#### GIVEN TASK:
Extract all records. Keep each one exact.

#### SUPPLIED MATERIAL:
-.-.-

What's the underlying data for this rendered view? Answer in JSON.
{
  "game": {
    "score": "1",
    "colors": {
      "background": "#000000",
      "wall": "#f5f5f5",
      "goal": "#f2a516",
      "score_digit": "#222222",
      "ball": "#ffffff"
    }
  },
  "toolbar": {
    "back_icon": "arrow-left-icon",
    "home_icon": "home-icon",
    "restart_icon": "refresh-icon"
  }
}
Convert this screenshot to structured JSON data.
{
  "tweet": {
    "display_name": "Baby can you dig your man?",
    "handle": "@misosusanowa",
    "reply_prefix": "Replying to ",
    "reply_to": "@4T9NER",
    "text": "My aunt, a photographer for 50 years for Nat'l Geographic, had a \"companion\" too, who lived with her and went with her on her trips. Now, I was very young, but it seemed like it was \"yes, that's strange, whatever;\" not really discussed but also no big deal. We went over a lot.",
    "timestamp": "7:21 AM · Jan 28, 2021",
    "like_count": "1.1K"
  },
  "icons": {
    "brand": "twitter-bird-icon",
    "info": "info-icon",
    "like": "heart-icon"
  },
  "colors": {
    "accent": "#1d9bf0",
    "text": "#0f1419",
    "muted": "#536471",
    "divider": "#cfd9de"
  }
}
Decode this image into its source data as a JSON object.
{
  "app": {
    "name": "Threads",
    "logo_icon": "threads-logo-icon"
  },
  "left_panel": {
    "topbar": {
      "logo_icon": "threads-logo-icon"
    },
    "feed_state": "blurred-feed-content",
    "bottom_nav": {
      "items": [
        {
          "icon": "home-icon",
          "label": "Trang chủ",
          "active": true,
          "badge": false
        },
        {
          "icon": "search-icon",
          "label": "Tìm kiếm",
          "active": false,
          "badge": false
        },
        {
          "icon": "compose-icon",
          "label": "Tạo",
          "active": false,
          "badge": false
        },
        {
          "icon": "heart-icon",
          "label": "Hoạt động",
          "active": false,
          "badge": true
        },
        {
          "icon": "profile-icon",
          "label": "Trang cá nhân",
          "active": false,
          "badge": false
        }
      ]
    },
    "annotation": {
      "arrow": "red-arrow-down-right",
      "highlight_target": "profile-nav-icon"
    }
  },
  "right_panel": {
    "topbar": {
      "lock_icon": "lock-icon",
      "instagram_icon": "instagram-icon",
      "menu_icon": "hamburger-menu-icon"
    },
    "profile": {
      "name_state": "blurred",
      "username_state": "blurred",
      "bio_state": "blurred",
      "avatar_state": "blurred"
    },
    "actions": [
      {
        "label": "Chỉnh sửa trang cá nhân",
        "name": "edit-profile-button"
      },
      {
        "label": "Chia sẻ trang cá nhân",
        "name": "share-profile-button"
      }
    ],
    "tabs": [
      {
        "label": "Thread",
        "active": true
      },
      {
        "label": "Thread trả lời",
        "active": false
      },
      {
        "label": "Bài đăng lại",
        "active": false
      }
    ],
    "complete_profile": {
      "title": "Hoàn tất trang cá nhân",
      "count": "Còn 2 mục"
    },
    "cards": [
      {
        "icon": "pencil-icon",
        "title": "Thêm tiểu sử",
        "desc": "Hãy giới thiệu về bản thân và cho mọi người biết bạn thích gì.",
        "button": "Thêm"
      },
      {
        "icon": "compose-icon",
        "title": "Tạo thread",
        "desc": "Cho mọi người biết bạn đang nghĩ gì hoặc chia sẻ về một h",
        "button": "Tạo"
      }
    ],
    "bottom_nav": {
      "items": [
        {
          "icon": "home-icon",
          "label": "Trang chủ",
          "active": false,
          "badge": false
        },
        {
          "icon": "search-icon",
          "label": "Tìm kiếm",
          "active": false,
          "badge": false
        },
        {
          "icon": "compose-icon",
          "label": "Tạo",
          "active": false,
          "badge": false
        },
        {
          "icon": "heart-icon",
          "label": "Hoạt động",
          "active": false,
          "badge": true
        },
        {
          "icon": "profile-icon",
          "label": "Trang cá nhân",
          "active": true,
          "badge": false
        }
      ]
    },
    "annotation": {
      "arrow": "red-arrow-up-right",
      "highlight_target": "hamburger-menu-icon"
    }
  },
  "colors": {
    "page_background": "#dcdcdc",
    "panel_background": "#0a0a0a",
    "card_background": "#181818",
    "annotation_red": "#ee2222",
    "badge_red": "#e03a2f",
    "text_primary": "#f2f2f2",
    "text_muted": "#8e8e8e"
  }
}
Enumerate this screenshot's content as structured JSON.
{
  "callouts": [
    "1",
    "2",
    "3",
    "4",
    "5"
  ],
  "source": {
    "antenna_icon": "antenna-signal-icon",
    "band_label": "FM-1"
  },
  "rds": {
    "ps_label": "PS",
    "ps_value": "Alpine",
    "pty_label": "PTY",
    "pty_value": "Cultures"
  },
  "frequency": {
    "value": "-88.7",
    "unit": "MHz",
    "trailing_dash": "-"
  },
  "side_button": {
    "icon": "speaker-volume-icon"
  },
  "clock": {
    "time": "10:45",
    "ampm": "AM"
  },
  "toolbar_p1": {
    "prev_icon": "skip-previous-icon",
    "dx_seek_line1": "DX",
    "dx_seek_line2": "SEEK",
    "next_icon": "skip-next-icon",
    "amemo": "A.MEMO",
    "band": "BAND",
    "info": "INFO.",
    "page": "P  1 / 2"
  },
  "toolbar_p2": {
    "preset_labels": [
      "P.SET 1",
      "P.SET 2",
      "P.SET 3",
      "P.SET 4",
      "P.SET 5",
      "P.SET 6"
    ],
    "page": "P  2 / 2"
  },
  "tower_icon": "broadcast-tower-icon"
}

-.-.-

#### EXPECTED ANSWER:
What's the underlying data for this rendered view? Answer in JSON.
{
  "game": {
    "score": "1",
    "colors": {
      "background": "#000000",
      "wall": "#f5f5f5",
      "goal": "#f2a516",
      "score_digit": "#222222",
      "ball": "#ffffff"
    }
  },
  "toolbar": {
    "back_icon": "arrow-left-icon",
    "home_icon": "home-icon",
    "restart_icon": "refresh-icon"
  }
}
Convert this screenshot to structured JSON data.
{
  "tweet": {
    "display_name": "Baby can you dig your man?",
    "handle": "@misosusanowa",
    "reply_prefix": "Replying to ",
    "reply_to": "@4T9NER",
    "text": "My aunt, a photographer for 50 years for Nat'l Geographic, had a \"companion\" too, who lived with her and went with her on her trips. Now, I was very young, but it seemed like it was \"yes, that's strange, whatever;\" not really discussed but also no big deal. We went over a lot.",
    "timestamp": "7:21 AM · Jan 28, 2021",
    "like_count": "1.1K"
  },
  "icons": {
    "brand": "twitter-bird-icon",
    "info": "info-icon",
    "like": "heart-icon"
  },
  "colors": {
    "accent": "#1d9bf0",
    "text": "#0f1419",
    "muted": "#536471",
    "divider": "#cfd9de"
  }
}
Decode this image into its source data as a JSON object.
{
  "app": {
    "name": "Threads",
    "logo_icon": "threads-logo-icon"
  },
  "left_panel": {
    "topbar": {
      "logo_icon": "threads-logo-icon"
    },
    "feed_state": "blurred-feed-content",
    "bottom_nav": {
      "items": [
        {
          "icon": "home-icon",
          "label": "Trang chủ",
          "active": true,
          "badge": false
        },
        {
          "icon": "search-icon",
          "label": "Tìm kiếm",
          "active": false,
          "badge": false
        },
        {
          "icon": "compose-icon",
          "label": "Tạo",
          "active": false,
          "badge": false
        },
        {
          "icon": "heart-icon",
          "label": "Hoạt động",
          "active": false,
          "badge": true
        },
        {
          "icon": "profile-icon",
          "label": "Trang cá nhân",
          "active": false,
          "badge": false
        }
      ]
    },
    "annotation": {
      "arrow": "red-arrow-down-right",
      "highlight_target": "profile-nav-icon"
    }
  },
  "right_panel": {
    "topbar": {
      "lock_icon": "lock-icon",
      "instagram_icon": "instagram-icon",
      "menu_icon": "hamburger-menu-icon"
    },
    "profile": {
      "name_state": "blurred",
      "username_state": "blurred",
      "bio_state": "blurred",
      "avatar_state": "blurred"
    },
    "actions": [
      {
        "label": "Chỉnh sửa trang cá nhân",
        "name": "edit-profile-button"
      },
      {
        "label": "Chia sẻ trang cá nhân",
        "name": "share-profile-button"
      }
    ],
    "tabs": [
      {
        "label": "Thread",
        "active": true
      },
      {
        "label": "Thread trả lời",
        "active": false
      },
      {
        "label": "Bài đăng lại",
        "active": false
      }
    ],
    "complete_profile": {
      "title": "Hoàn tất trang cá nhân",
      "count": "Còn 2 mục"
    },
    "cards": [
      {
        "icon": "pencil-icon",
        "title": "Thêm tiểu sử",
        "desc": "Hãy giới thiệu về bản thân và cho mọi người biết bạn thích gì.",
        "button": "Thêm"
      },
      {
        "icon": "compose-icon",
        "title": "Tạo thread",
        "desc": "Cho mọi người biết bạn đang nghĩ gì hoặc chia sẻ về một h",
        "button": "Tạo"
      }
    ],
    "bottom_nav": {
      "items": [
        {
          "icon": "home-icon",
          "label": "Trang chủ",
          "active": false,
          "badge": false
        },
        {
          "icon": "search-icon",
          "label": "Tìm kiếm",
          "active": false,
          "badge": false
        },
        {
          "icon": "compose-icon",
          "label": "Tạo",
          "active": false,
          "badge": false
        },
        {
          "icon": "heart-icon",
          "label": "Hoạt động",
          "active": false,
          "badge": true
        },
        {
          "icon": "profile-icon",
          "label": "Trang cá nhân",
          "active": true,
          "badge": false
        }
      ]
    },
    "annotation": {
      "arrow": "red-arrow-up-right",
      "highlight_target": "hamburger-menu-icon"
    }
  },
  "colors": {
    "page_background": "#dcdcdc",
    "panel_background": "#0a0a0a",
    "card_background": "#181818",
    "annotation_red": "#ee2222",
    "badge_red": "#e03a2f",
    "text_primary": "#f2f2f2",
    "text_muted": "#8e8e8e"
  }
}
Enumerate this screenshot's content as structured JSON.
{
  "callouts": [
    "1",
    "2",
    "3",
    "4",
    "5"
  ],
  "source": {
    "antenna_icon": "antenna-signal-icon",
    "band_label": "FM-1"
  },
  "rds": {
    "ps_label": "PS",
    "ps_value": "Alpine",
    "pty_label": "PTY",
    "pty_value": "Cultures"
  },
  "frequency": {
    "value": "-88.7",
    "unit": "MHz",
    "trailing_dash": "-"
  },
  "side_button": {
    "icon": "speaker-volume-icon"
  },
  "clock": {
    "time": "10:45",
    "ampm": "AM"
  },
  "toolbar_p1": {
    "prev_icon": "skip-previous-icon",
    "dx_seek_line1": "DX",
    "dx_seek_line2": "SEEK",
    "next_icon": "skip-next-icon",
    "amemo": "A.MEMO",
    "band": "BAND",
    "info": "INFO.",
    "page": "P  1 / 2"
  },
  "toolbar_p2": {
    "preset_labels": [
      "P.SET 1",
      "P.SET 2",
      "P.SET 3",
      "P.SET 4",
      "P.SET 5",
      "P.SET 6"
    ],
    "page": "P  2 / 2"
  },
  "tower_icon": "broadcast-tower-icon"
}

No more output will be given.